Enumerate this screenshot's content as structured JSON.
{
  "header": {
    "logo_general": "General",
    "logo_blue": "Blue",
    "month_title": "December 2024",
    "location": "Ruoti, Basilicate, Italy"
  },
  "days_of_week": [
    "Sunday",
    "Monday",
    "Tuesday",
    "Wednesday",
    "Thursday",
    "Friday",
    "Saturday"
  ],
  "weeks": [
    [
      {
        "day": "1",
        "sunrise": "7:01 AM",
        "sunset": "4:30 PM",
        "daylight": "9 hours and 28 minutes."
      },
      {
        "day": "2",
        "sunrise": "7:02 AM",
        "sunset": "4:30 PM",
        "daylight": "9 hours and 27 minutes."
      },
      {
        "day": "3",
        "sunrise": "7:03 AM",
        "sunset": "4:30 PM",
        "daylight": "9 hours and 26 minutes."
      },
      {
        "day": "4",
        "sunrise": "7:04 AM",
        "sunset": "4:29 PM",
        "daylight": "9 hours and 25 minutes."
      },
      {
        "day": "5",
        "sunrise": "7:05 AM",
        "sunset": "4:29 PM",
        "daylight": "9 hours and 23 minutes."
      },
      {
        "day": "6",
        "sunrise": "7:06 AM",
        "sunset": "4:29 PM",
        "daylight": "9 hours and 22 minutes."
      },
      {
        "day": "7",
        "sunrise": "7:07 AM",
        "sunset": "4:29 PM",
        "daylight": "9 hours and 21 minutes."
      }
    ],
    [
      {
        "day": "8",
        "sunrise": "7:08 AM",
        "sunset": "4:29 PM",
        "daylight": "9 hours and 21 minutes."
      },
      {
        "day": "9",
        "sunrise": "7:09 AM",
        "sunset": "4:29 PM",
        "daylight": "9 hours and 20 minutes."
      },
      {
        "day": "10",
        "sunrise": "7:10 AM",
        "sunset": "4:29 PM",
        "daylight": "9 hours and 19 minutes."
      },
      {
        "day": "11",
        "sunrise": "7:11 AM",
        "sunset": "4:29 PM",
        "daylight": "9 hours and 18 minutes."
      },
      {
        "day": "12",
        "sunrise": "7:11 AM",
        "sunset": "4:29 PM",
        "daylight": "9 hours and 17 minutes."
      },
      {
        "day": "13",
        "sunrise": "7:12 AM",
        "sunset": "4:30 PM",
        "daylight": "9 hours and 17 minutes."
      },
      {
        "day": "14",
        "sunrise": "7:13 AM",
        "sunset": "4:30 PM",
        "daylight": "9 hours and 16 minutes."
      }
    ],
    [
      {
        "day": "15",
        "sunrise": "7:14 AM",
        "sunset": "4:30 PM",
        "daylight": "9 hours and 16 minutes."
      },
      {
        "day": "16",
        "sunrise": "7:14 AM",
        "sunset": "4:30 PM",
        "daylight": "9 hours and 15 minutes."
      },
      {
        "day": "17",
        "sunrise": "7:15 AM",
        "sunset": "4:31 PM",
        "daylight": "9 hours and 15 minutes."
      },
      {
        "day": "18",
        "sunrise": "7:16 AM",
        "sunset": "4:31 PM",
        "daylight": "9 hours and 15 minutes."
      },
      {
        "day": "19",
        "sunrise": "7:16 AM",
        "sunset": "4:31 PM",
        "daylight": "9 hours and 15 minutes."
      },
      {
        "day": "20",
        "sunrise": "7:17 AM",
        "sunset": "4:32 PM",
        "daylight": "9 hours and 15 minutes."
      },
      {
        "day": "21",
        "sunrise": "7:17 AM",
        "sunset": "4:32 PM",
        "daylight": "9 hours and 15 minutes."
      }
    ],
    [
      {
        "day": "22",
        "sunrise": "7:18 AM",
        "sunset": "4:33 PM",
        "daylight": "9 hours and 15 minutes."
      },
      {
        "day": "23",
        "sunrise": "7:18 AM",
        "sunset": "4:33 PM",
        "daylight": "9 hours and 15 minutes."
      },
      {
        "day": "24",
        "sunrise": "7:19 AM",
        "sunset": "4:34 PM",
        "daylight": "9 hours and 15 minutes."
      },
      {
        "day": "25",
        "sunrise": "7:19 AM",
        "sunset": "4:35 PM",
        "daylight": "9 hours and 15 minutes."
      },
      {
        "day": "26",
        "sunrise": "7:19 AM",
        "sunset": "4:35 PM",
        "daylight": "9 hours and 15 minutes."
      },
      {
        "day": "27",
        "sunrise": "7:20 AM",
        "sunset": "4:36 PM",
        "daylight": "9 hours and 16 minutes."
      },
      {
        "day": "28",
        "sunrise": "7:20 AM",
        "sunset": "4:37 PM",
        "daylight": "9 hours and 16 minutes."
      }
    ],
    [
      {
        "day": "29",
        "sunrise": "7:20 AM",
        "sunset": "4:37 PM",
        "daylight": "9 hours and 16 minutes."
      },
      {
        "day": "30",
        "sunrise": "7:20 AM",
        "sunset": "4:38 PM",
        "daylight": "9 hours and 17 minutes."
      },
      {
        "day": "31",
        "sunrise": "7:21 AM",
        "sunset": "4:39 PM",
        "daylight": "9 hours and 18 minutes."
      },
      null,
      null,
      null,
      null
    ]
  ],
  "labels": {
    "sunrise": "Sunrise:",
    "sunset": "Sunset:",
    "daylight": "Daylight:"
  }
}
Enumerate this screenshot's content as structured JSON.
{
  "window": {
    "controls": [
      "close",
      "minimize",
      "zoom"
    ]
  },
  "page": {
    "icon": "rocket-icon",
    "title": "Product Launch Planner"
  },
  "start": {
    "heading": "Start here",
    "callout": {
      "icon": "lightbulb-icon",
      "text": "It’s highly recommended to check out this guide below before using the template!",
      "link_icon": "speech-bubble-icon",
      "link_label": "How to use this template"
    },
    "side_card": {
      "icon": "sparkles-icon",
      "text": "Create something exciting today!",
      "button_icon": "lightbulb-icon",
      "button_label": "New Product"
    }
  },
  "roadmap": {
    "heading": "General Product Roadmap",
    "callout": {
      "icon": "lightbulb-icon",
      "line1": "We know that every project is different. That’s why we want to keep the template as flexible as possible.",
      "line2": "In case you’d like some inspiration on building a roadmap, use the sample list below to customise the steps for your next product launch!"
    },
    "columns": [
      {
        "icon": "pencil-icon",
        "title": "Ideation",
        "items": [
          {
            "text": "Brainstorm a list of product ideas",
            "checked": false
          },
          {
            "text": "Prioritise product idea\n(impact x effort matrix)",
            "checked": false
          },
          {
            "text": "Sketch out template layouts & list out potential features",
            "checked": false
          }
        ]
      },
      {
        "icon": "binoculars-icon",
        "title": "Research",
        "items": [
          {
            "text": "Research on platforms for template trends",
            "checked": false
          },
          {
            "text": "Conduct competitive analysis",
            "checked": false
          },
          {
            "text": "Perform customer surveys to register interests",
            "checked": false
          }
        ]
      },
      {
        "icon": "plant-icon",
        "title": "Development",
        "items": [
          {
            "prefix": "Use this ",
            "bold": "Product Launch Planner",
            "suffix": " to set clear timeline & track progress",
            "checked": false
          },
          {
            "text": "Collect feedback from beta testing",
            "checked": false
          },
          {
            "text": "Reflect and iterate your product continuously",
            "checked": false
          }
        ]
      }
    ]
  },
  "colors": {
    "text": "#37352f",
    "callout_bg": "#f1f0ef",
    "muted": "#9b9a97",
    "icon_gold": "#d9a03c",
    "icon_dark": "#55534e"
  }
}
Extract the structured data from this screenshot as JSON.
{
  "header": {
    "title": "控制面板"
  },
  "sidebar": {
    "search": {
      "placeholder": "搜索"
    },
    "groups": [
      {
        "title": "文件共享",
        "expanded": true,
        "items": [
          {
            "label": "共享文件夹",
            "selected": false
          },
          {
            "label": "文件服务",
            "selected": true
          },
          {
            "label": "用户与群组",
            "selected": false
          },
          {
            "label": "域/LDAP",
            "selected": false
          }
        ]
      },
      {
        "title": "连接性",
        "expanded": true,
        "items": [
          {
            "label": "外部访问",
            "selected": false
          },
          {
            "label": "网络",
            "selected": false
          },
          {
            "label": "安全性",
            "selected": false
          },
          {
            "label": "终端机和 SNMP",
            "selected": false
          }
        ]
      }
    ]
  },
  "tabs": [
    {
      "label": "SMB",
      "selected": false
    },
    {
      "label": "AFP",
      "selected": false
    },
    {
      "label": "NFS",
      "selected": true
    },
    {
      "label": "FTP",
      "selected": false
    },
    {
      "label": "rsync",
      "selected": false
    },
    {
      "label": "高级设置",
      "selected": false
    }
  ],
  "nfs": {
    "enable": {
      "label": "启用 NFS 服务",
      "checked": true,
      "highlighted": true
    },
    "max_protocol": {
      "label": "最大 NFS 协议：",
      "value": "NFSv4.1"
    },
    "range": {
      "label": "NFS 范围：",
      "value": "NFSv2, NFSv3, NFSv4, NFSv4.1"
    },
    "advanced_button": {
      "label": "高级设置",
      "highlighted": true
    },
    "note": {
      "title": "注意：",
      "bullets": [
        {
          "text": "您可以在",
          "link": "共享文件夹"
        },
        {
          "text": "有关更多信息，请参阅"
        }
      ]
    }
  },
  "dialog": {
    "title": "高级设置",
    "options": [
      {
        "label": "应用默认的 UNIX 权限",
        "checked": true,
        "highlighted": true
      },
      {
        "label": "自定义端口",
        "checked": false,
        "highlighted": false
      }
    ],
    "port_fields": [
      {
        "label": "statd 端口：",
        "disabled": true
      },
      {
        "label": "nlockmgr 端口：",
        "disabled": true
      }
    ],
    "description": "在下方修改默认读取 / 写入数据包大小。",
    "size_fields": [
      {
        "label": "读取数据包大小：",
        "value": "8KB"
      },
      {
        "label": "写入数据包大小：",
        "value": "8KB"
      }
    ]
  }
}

******************************

▸ **REQUIREMENT**: Each line that has the word "value" should be copied.

▸ **SOLVED PROBLEM**:
      "value": "NFSv4.1"
      "value": "NFSv2, NFSv3, NFSv4, NFSv4.1"
        "value": "8KB"
        "value": "8KB"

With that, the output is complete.